WRITTEN TASK:
Locate all lines with the word "offhighway". Copy them.

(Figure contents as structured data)
>> Begin

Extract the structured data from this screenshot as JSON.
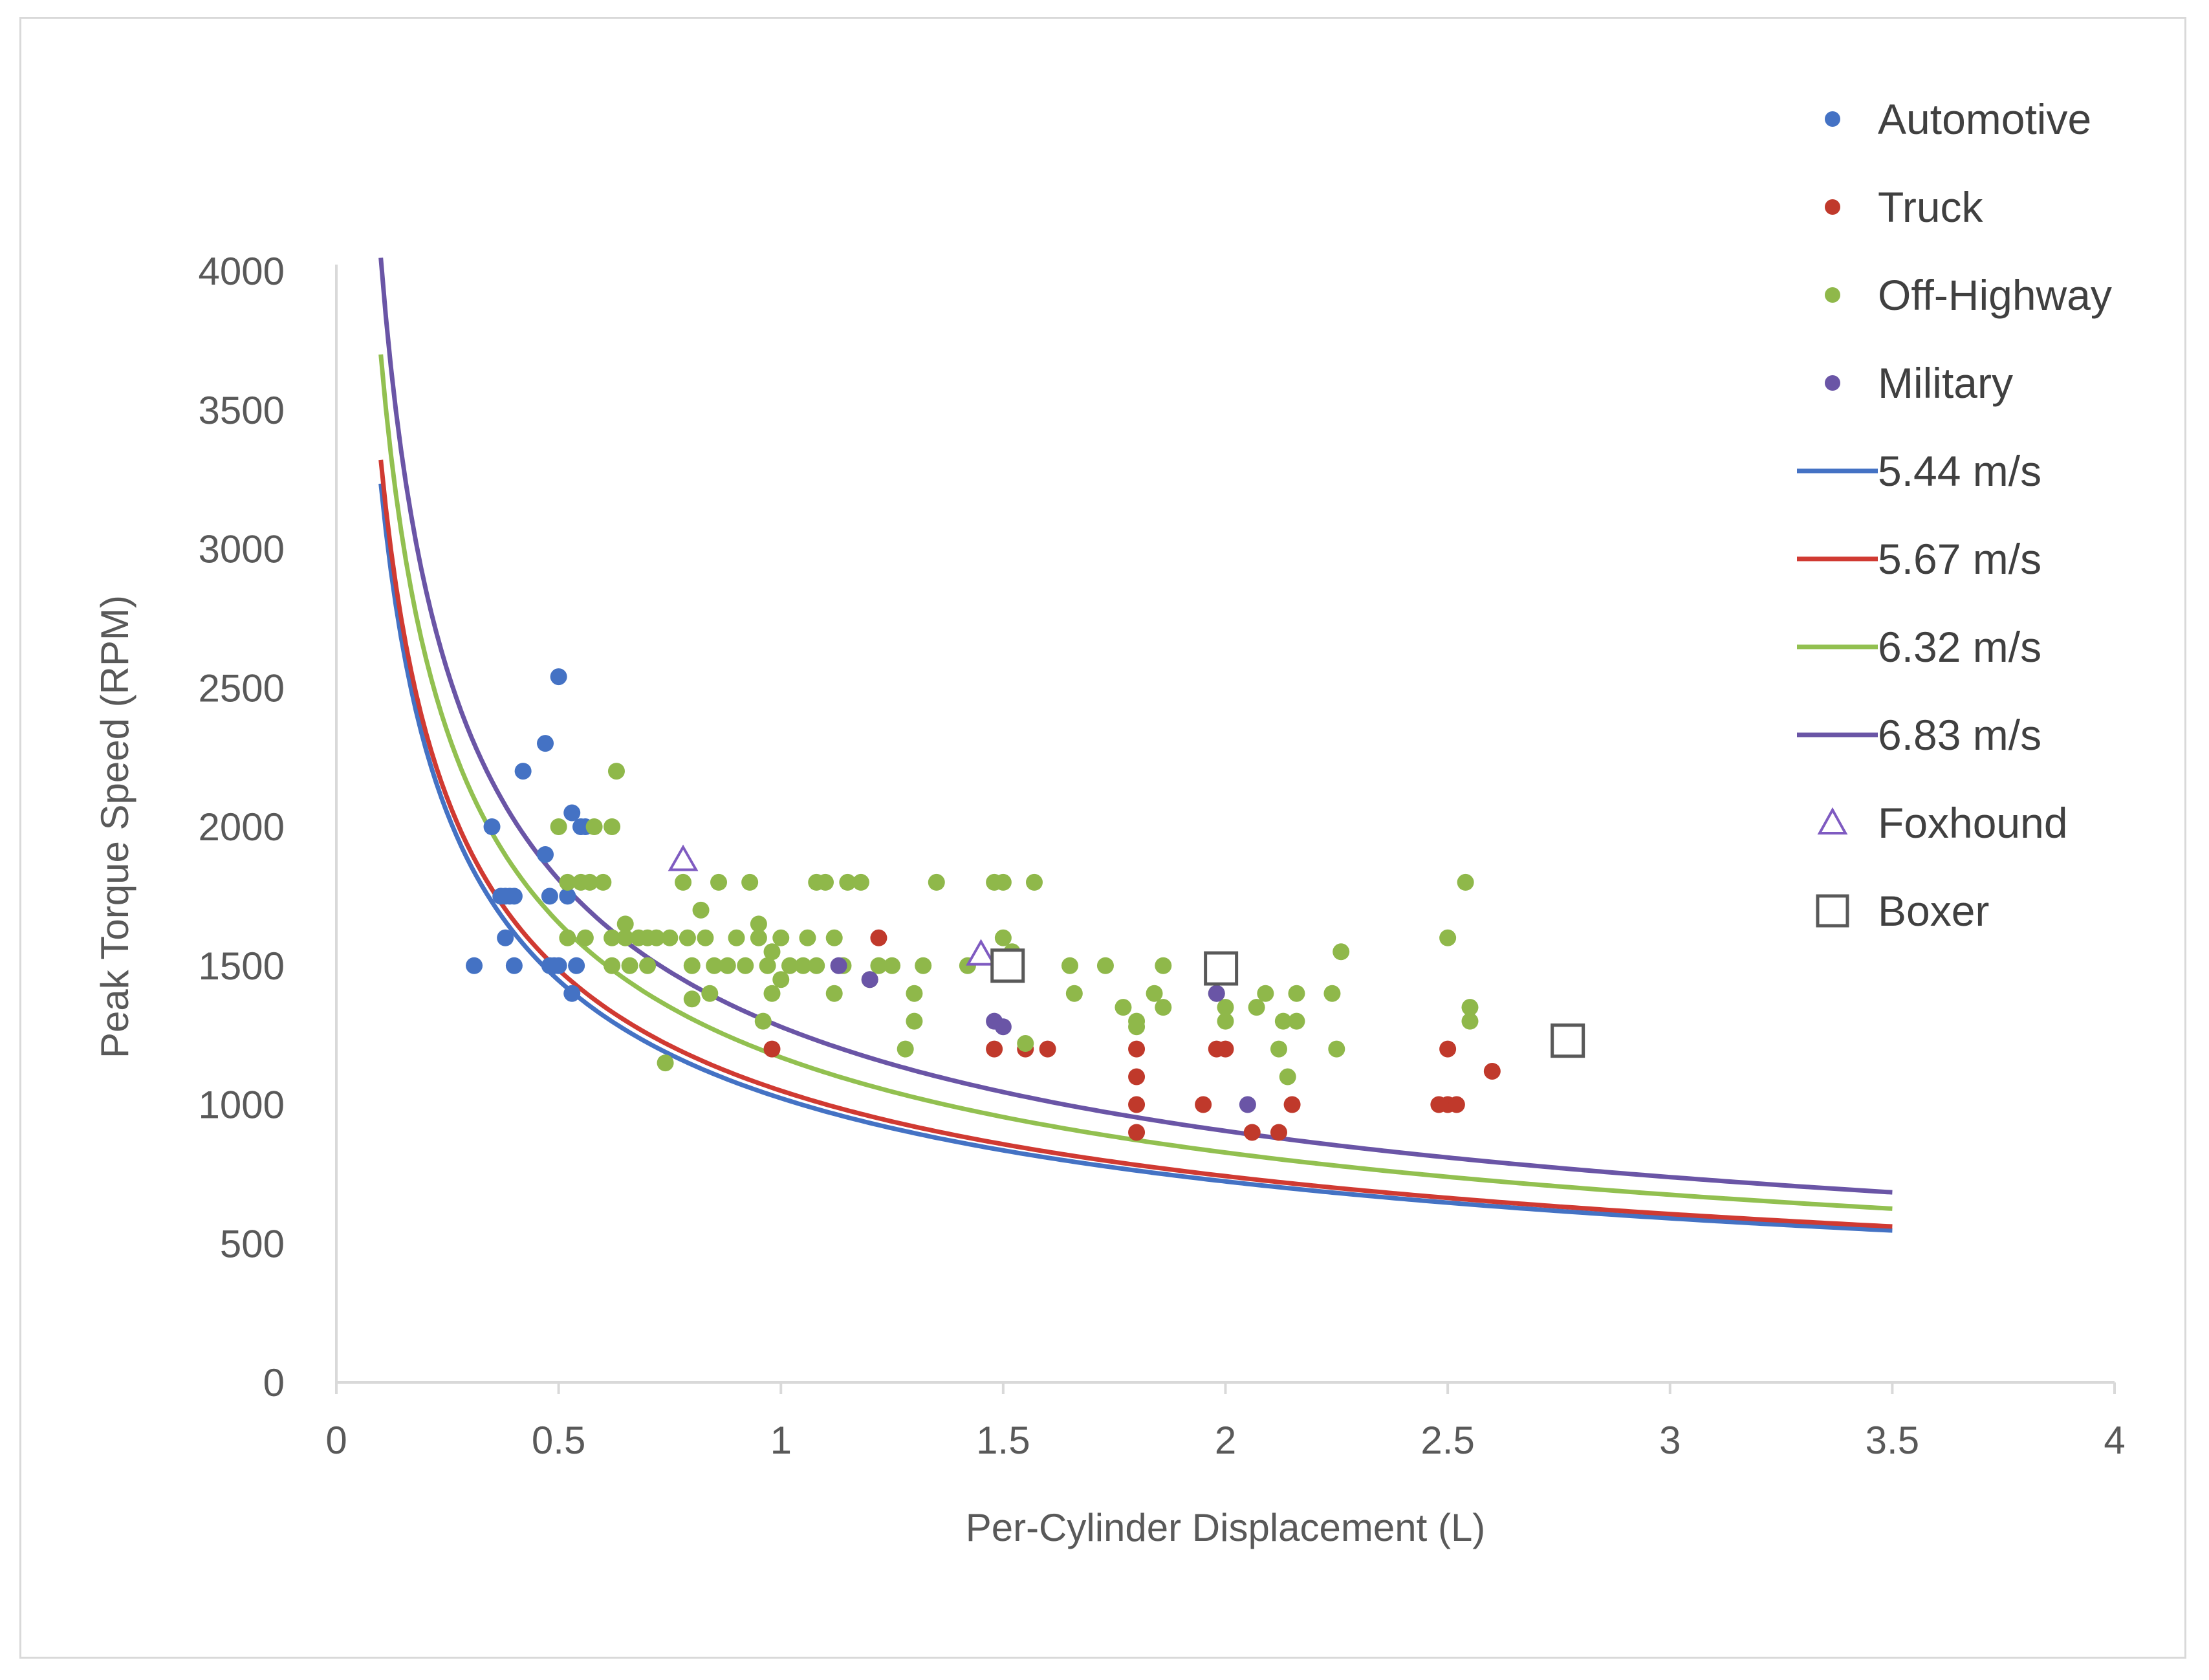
{
  "colors": {
    "automotive": "#4472c4",
    "truck": "#c0392b",
    "offhighway": "#8fb84a",
    "military": "#6a55a6",
    "line_544": "#4472c4",
    "line_567": "#d03a32",
    "line_632": "#92c050",
    "line_683": "#6a55a6",
    "foxhound": "#7f5bc1",
    "boxer": "#595959",
    "axis": "#d9d9d9",
    "text": "#595959"
  },
  "chart_data": {
    "type": "scatter",
    "title": "",
    "xlabel": "Per-Cylinder Displacement (L)",
    "ylabel": "Peak Torque Speed (RPM)",
    "xlim": [
      0,
      4
    ],
    "ylim": [
      0,
      4000
    ],
    "x_ticks": [
      "0",
      "0.5",
      "1",
      "1.5",
      "2",
      "2.5",
      "3",
      "3.5",
      "4"
    ],
    "y_ticks": [
      "0",
      "500",
      "1000",
      "1500",
      "2000",
      "2500",
      "3000",
      "3500",
      "4000"
    ],
    "legend_position": "top-right",
    "series": [
      {
        "name": "Automotive",
        "kind": "points",
        "color_key": "automotive",
        "points": [
          [
            0.31,
            1500
          ],
          [
            0.35,
            2000
          ],
          [
            0.37,
            1750
          ],
          [
            0.38,
            1750
          ],
          [
            0.38,
            1600
          ],
          [
            0.39,
            1750
          ],
          [
            0.4,
            1750
          ],
          [
            0.4,
            1500
          ],
          [
            0.42,
            2200
          ],
          [
            0.47,
            1900
          ],
          [
            0.47,
            2300
          ],
          [
            0.48,
            1750
          ],
          [
            0.48,
            1500
          ],
          [
            0.49,
            1500
          ],
          [
            0.5,
            2540
          ],
          [
            0.5,
            1500
          ],
          [
            0.52,
            1750
          ],
          [
            0.53,
            1400
          ],
          [
            0.54,
            1500
          ],
          [
            0.55,
            2000
          ],
          [
            0.56,
            2000
          ],
          [
            0.53,
            2050
          ]
        ]
      },
      {
        "name": "Truck",
        "kind": "points",
        "color_key": "truck",
        "points": [
          [
            0.98,
            1200
          ],
          [
            1.22,
            1600
          ],
          [
            1.48,
            1200
          ],
          [
            1.55,
            1200
          ],
          [
            1.6,
            1200
          ],
          [
            1.8,
            1200
          ],
          [
            1.8,
            1100
          ],
          [
            1.8,
            1000
          ],
          [
            1.8,
            900
          ],
          [
            1.95,
            1000
          ],
          [
            2.0,
            1200
          ],
          [
            1.98,
            1200
          ],
          [
            2.06,
            900
          ],
          [
            2.12,
            900
          ],
          [
            2.15,
            1000
          ],
          [
            2.48,
            1000
          ],
          [
            2.5,
            1000
          ],
          [
            2.52,
            1000
          ],
          [
            2.5,
            1200
          ],
          [
            2.6,
            1120
          ]
        ]
      },
      {
        "name": "Off-Highway",
        "kind": "points",
        "color_key": "offhighway",
        "points": [
          [
            0.5,
            2000
          ],
          [
            0.52,
            1800
          ],
          [
            0.52,
            1600
          ],
          [
            0.55,
            1800
          ],
          [
            0.56,
            1600
          ],
          [
            0.57,
            1800
          ],
          [
            0.58,
            2000
          ],
          [
            0.6,
            1800
          ],
          [
            0.62,
            1600
          ],
          [
            0.62,
            1500
          ],
          [
            0.62,
            2000
          ],
          [
            0.63,
            2200
          ],
          [
            0.65,
            1650
          ],
          [
            0.65,
            1600
          ],
          [
            0.66,
            1500
          ],
          [
            0.68,
            1600
          ],
          [
            0.7,
            1600
          ],
          [
            0.7,
            1500
          ],
          [
            0.72,
            1600
          ],
          [
            0.74,
            1150
          ],
          [
            0.75,
            1600
          ],
          [
            0.78,
            1800
          ],
          [
            0.79,
            1600
          ],
          [
            0.8,
            1500
          ],
          [
            0.8,
            1380
          ],
          [
            0.82,
            1700
          ],
          [
            0.83,
            1600
          ],
          [
            0.84,
            1400
          ],
          [
            0.85,
            1500
          ],
          [
            0.86,
            1800
          ],
          [
            0.88,
            1500
          ],
          [
            0.9,
            1600
          ],
          [
            0.92,
            1500
          ],
          [
            0.93,
            1800
          ],
          [
            0.95,
            1600
          ],
          [
            0.95,
            1650
          ],
          [
            0.96,
            1300
          ],
          [
            0.97,
            1500
          ],
          [
            0.98,
            1550
          ],
          [
            0.98,
            1400
          ],
          [
            1.0,
            1450
          ],
          [
            1.0,
            1600
          ],
          [
            1.02,
            1500
          ],
          [
            1.05,
            1500
          ],
          [
            1.06,
            1600
          ],
          [
            1.08,
            1500
          ],
          [
            1.08,
            1800
          ],
          [
            1.1,
            1800
          ],
          [
            1.12,
            1400
          ],
          [
            1.12,
            1600
          ],
          [
            1.14,
            1500
          ],
          [
            1.15,
            1800
          ],
          [
            1.18,
            1800
          ],
          [
            1.2,
            1450
          ],
          [
            1.22,
            1500
          ],
          [
            1.25,
            1500
          ],
          [
            1.28,
            1200
          ],
          [
            1.3,
            1300
          ],
          [
            1.3,
            1400
          ],
          [
            1.32,
            1500
          ],
          [
            1.35,
            1800
          ],
          [
            1.42,
            1500
          ],
          [
            1.48,
            1800
          ],
          [
            1.5,
            1800
          ],
          [
            1.5,
            1600
          ],
          [
            1.52,
            1550
          ],
          [
            1.55,
            1220
          ],
          [
            1.57,
            1800
          ],
          [
            1.65,
            1500
          ],
          [
            1.66,
            1400
          ],
          [
            1.73,
            1500
          ],
          [
            1.77,
            1350
          ],
          [
            1.8,
            1300
          ],
          [
            1.8,
            1280
          ],
          [
            1.84,
            1400
          ],
          [
            1.86,
            1500
          ],
          [
            1.86,
            1350
          ],
          [
            1.98,
            1400
          ],
          [
            2.0,
            1300
          ],
          [
            2.0,
            1350
          ],
          [
            2.07,
            1350
          ],
          [
            2.09,
            1400
          ],
          [
            2.12,
            1200
          ],
          [
            2.13,
            1300
          ],
          [
            2.14,
            1100
          ],
          [
            2.16,
            1400
          ],
          [
            2.16,
            1300
          ],
          [
            2.24,
            1400
          ],
          [
            2.25,
            1200
          ],
          [
            2.26,
            1550
          ],
          [
            2.5,
            1600
          ],
          [
            2.54,
            1800
          ],
          [
            2.55,
            1350
          ],
          [
            2.55,
            1300
          ]
        ]
      },
      {
        "name": "Military",
        "kind": "points",
        "color_key": "military",
        "points": [
          [
            1.13,
            1500
          ],
          [
            1.2,
            1450
          ],
          [
            1.48,
            1300
          ],
          [
            1.5,
            1280
          ],
          [
            1.98,
            1400
          ],
          [
            2.05,
            1000
          ]
        ]
      },
      {
        "name": "5.44 m/s",
        "kind": "curve",
        "color_key": "line_544",
        "k": 1023,
        "x_range": [
          0.1,
          3.5
        ]
      },
      {
        "name": "5.67 m/s",
        "kind": "curve",
        "color_key": "line_567",
        "k": 1050,
        "x_range": [
          0.1,
          3.5
        ]
      },
      {
        "name": "6.32 m/s",
        "kind": "curve",
        "color_key": "line_632",
        "k": 1170,
        "x_range": [
          0.1,
          3.5
        ]
      },
      {
        "name": "6.83 m/s",
        "kind": "curve",
        "color_key": "line_683",
        "k": 1280,
        "x_range": [
          0.1,
          3.5
        ]
      },
      {
        "name": "Foxhound",
        "kind": "triangles",
        "color_key": "foxhound",
        "points": [
          [
            0.78,
            1880
          ],
          [
            1.45,
            1540
          ]
        ]
      },
      {
        "name": "Boxer",
        "kind": "squares",
        "color_key": "boxer",
        "points": [
          [
            1.51,
            1500
          ],
          [
            1.99,
            1490
          ],
          [
            2.77,
            1230
          ]
        ]
      }
    ]
  }
}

>> End

ANSWER TO THE TASK:
    "offhighway": "#8fb84a",
        "color_key": "offhighway",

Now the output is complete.